[RECORDS PROVIDED]
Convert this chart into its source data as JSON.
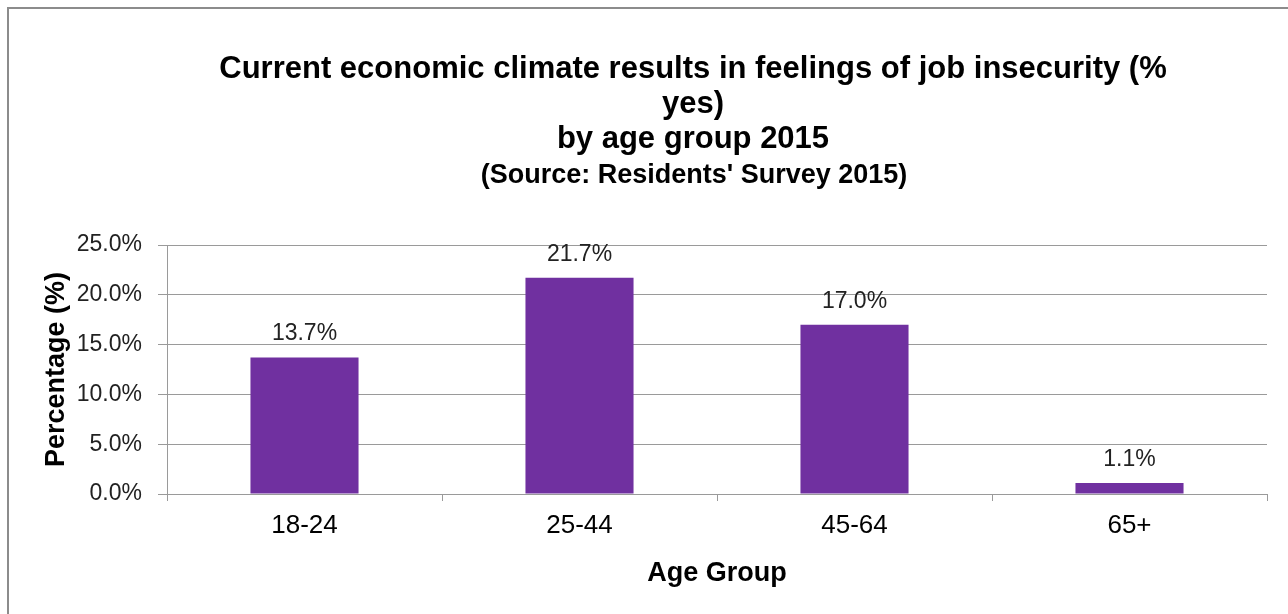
{
  "chart_data": {
    "type": "bar",
    "title": "Current economic climate results in feelings of job insecurity (% yes)\nby age group 2015",
    "subtitle": "(Source: Residents' Survey 2015)",
    "xlabel": "Age Group",
    "ylabel": "Percentage (%)",
    "categories": [
      "18-24",
      "25-44",
      "45-64",
      "65+"
    ],
    "values": [
      13.7,
      21.7,
      17.0,
      1.1
    ],
    "color": "#7030a0",
    "value_labels": [
      "13.7%",
      "21.7%",
      "17.0%",
      "1.1%"
    ],
    "ylim": [
      0,
      25
    ],
    "yticks": [
      {
        "value": 0,
        "label": "0.0%"
      },
      {
        "value": 5,
        "label": "5.0%"
      },
      {
        "value": 10,
        "label": "10.0%"
      },
      {
        "value": 15,
        "label": "15.0%"
      },
      {
        "value": 20,
        "label": "20.0%"
      },
      {
        "value": 25,
        "label": "25.0%"
      }
    ],
    "grid": "y"
  }
}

[SHORT PROBLEM] Exclude the images, then output the data above word for word.

[FINISHED ANSWER]
Convert this chart into its source data as JSON.
{
  "chart_data": {
    "type": "bar",
    "title": "Current economic climate results in feelings of job insecurity (% yes)\nby age group 2015",
    "subtitle": "(Source: Residents' Survey 2015)",
    "xlabel": "Age Group",
    "ylabel": "Percentage (%)",
    "categories": [
      "18-24",
      "25-44",
      "45-64",
      "65+"
    ],
    "values": [
      13.7,
      21.7,
      17.0,
      1.1
    ],
    "color": "#7030a0",
    "value_labels": [
      "13.7%",
      "21.7%",
      "17.0%",
      "1.1%"
    ],
    "ylim": [
      0,
      25
    ],
    "yticks": [
      {
        "value": 0,
        "label": "0.0%"
      },
      {
        "value": 5,
        "label": "5.0%"
      },
      {
        "value": 10,
        "label": "10.0%"
      },
      {
        "value": 15,
        "label": "15.0%"
      },
      {
        "value": 20,
        "label": "20.0%"
      },
      {
        "value": 25,
        "label": "25.0%"
      }
    ],
    "grid": "y"
  }
}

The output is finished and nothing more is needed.